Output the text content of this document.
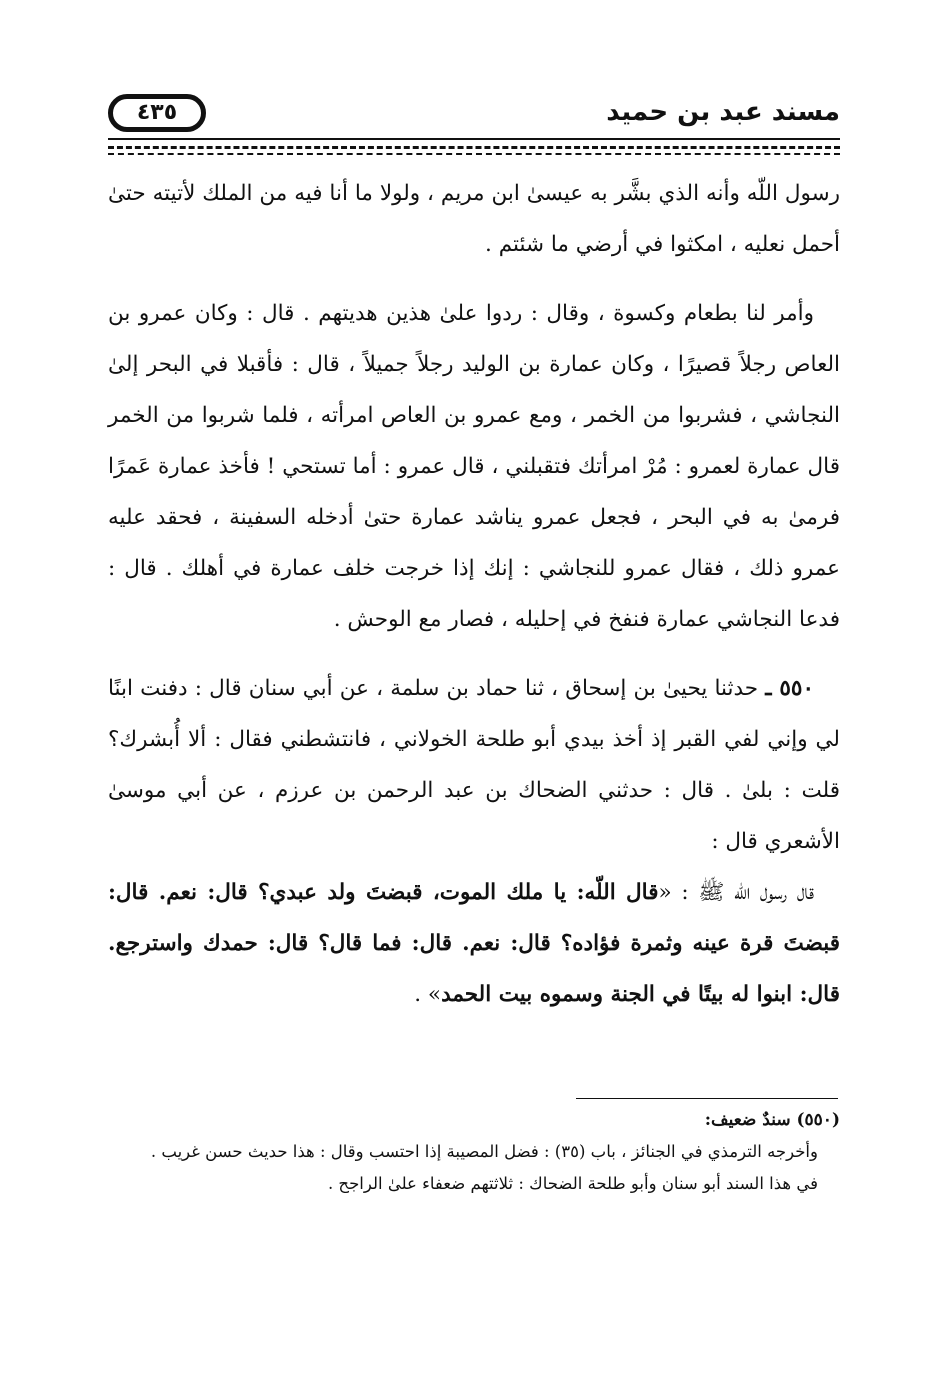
مسند عبد بن حميد
٤٣٥

رسول اللّه وأنه الذي بشَّر به عيسىٰ ابن مريم ، ولولا ما أنا فيه من الملك لأتيته حتىٰ أحمل نعليه ، امكثوا في أرضي ما شئتم .

وأمر لنا بطعام وكسوة ، وقال : ردوا علىٰ هذين هديتهم . قال : وكان عمرو بن العاص رجلاً قصيرًا ، وكان عمارة بن الوليد رجلاً جميلاً ، قال : فأقبلا في البحر إلىٰ النجاشي ، فشربوا من الخمر ، ومع عمرو بن العاص امرأته ، فلما شربوا من الخمر قال عمارة لعمرو : مُرْ امرأتك فتقبلني ، قال عمرو : أما تستحي ! فأخذ عمارة عَمرًا فرمىٰ به في البحر ، فجعل عمرو يناشد عمارة حتىٰ أدخله السفينة ، فحقد عليه عمرو ذلك ، فقال عمرو للنجاشي : إنك إذا خرجت خلف عمارة في أهلك . قال : فدعا النجاشي عمارة فنفخ في إحليله ، فصار مع الوحش .

٥٥٠ ـ حدثنا يحيىٰ بن إسحاق ، ثنا حماد بن سلمة ، عن أبي سنان قال : دفنت ابنًا لي وإني لفي القبر إذ أخذ بيدي أبو طلحة الخولاني ، فانتشطني فقال : ألا أُبشرك؟ قلت : بلىٰ . قال : حدثني الضحاك بن عبد الرحمن بن عرزم ، عن أبي موسىٰ الأشعري قال :

قال رسول اللّه ﷺ : «قال اللّه: يا ملك الموت، قبضتَ ولد عبدي؟ قال: نعم. قال: قبضتَ قرة عينه وثمرة فؤاده؟ قال: نعم. قال: فما قال؟ قال: حمدك واسترجع. قال: ابنوا له بيتًا في الجنة وسموه بيت الحمد» .

(٥٥٠) سندٌ ضعيف:

وأخرجه الترمذي في الجنائز ، باب (٣٥) : فضل المصيبة إذا احتسب وقال : هذا حديث حسن غريب .

في هذا السند أبو سنان وأبو طلحة الضحاك : ثلاثتهم ضعفاء علىٰ الراجح .
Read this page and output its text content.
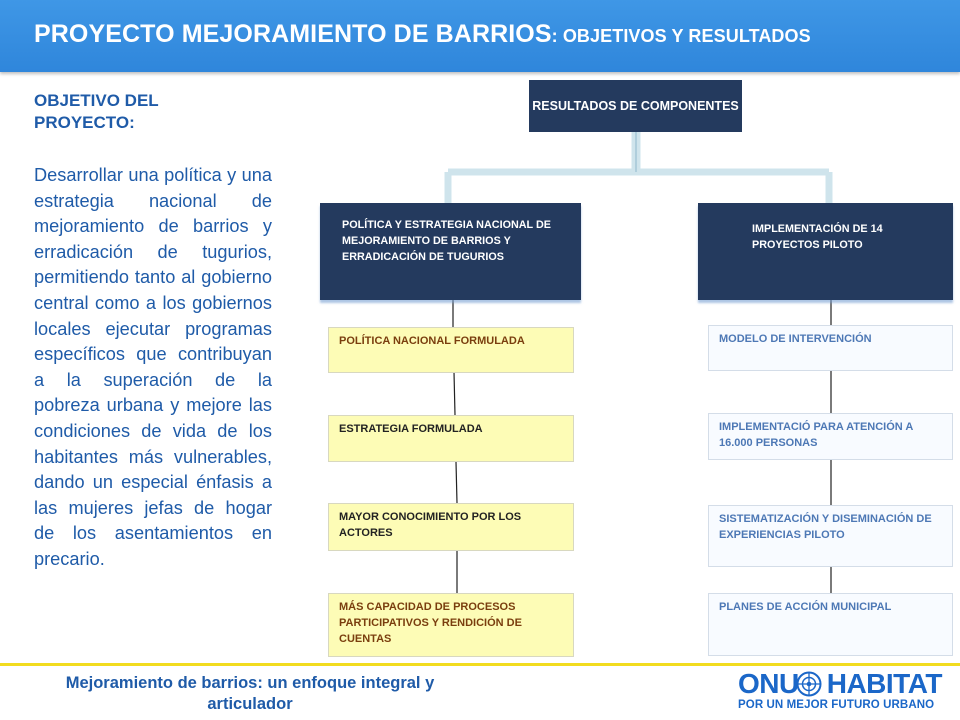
PROYECTO MEJORAMIENTO DE BARRIOS: OBJETIVOS Y RESULTADOS
OBJETIVO DEL PROYECTO:
Desarrollar una política y una estrategia nacional de mejoramiento de barrios y erradicación de tugurios, permitiendo tanto al gobierno central como a los gobiernos locales ejecutar programas específicos que contribuyan a la superación de la pobreza urbana y mejore las condiciones de vida de los habitantes más vulnerables, dando un especial énfasis a las mujeres jefas de hogar de los asentamientos en precario.
RESULTADOS DE COMPONENTES
POLÍTICA Y ESTRATEGIA NACIONAL DE MEJORAMIENTO DE BARRIOS Y ERRADICACIÓN DE TUGURIOS
IMPLEMENTACIÓN DE 14 PROYECTOS PILOTO
POLÍTICA NACIONAL FORMULADA
ESTRATEGIA FORMULADA
MAYOR CONOCIMIENTO POR LOS ACTORES
MÁS CAPACIDAD DE PROCESOS PARTICIPATIVOS Y RENDICIÓN DE CUENTAS
MODELO DE INTERVENCIÓN
IMPLEMENTACIÓ PARA ATENCIÓN A 16.000 PERSONAS
SISTEMATIZACIÓN Y DISEMINACIÓN DE EXPERIENCIAS PILOTO
PLANES DE ACCIÓN MUNICIPAL
Mejoramiento de barrios: un enfoque integral y articulador
ONU HABITAT
POR UN MEJOR FUTURO URBANO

===

REQUIRED WORK –
From the records, copy every line that has the string "PILOTO" in it.

FINAL RESULT –
IMPLEMENTACIÓN DE 14 PROYECTOS PILOTO
SISTEMATIZACIÓN Y DISEMINACIÓN DE EXPERIENCIAS PILOTO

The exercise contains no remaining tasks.